--- DIRECTION ---
Give the listing again in full, exactly as written.

* start AVAILABLE DATA *

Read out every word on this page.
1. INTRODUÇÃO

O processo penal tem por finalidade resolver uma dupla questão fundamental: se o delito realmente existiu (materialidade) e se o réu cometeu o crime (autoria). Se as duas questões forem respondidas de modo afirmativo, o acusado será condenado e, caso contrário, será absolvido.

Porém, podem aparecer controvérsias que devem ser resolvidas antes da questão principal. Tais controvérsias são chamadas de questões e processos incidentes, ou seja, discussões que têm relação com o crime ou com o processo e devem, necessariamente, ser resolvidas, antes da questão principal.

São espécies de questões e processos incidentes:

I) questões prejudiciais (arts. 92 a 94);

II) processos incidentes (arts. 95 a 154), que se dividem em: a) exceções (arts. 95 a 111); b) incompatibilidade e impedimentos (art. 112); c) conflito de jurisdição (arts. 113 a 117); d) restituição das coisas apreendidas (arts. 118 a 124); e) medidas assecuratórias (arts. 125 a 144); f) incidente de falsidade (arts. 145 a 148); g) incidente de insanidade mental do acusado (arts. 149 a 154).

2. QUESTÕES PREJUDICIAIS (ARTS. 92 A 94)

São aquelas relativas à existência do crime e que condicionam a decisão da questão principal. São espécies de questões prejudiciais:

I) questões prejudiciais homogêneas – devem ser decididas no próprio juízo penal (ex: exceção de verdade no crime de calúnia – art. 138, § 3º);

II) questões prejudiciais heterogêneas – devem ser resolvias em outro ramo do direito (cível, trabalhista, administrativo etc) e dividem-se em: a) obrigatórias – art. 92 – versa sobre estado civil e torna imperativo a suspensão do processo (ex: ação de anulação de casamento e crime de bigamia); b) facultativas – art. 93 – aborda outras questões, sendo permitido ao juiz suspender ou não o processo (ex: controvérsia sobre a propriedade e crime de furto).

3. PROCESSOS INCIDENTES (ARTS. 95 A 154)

* end AVAILABLE DATA *

--- EXERCISE OUTPUT ---
Read out every word on this page.
1. INTRODUÇÃO

O processo penal tem por finalidade resolver uma dupla questão fundamental: se o delito realmente existiu (materialidade) e se o réu cometeu o crime (autoria). Se as duas questões forem respondidas de modo afirmativo, o acusado será condenado e, caso contrário, será absolvido.

Porém, podem aparecer controvérsias que devem ser resolvidas antes da questão principal. Tais controvérsias são chamadas de questões e processos incidentes, ou seja, discussões que têm relação com o crime ou com o processo e devem, necessariamente, ser resolvidas, antes da questão principal.

São espécies de questões e processos incidentes:

I) questões prejudiciais (arts. 92 a 94);

II) processos incidentes (arts. 95 a 154), que se dividem em: a) exceções (arts. 95 a 111); b) incompatibilidade e impedimentos (art. 112); c) conflito de jurisdição (arts. 113 a 117); d) restituição das coisas apreendidas (arts. 118 a 124); e) medidas assecuratórias (arts. 125 a 144); f) incidente de falsidade (arts. 145 a 148); g) incidente de insanidade mental do acusado (arts. 149 a 154).

2. QUESTÕES PREJUDICIAIS (ARTS. 92 A 94)

São aquelas relativas à existência do crime e que condicionam a decisão da questão principal. São espécies de questões prejudiciais:

I) questões prejudiciais homogêneas – devem ser decididas no próprio juízo penal (ex: exceção de verdade no crime de calúnia – art. 138, § 3º);

II) questões prejudiciais heterogêneas – devem ser resolvias em outro ramo do direito (cível, trabalhista, administrativo etc) e dividem-se em: a) obrigatórias – art. 92 – versa sobre estado civil e torna imperativo a suspensão do processo (ex: ação de anulação de casamento e crime de bigamia); b) facultativas – art. 93 – aborda outras questões, sendo permitido ao juiz suspender ou não o processo (ex: controvérsia sobre a propriedade e crime de furto).

3. PROCESSOS INCIDENTES (ARTS. 95 A 154)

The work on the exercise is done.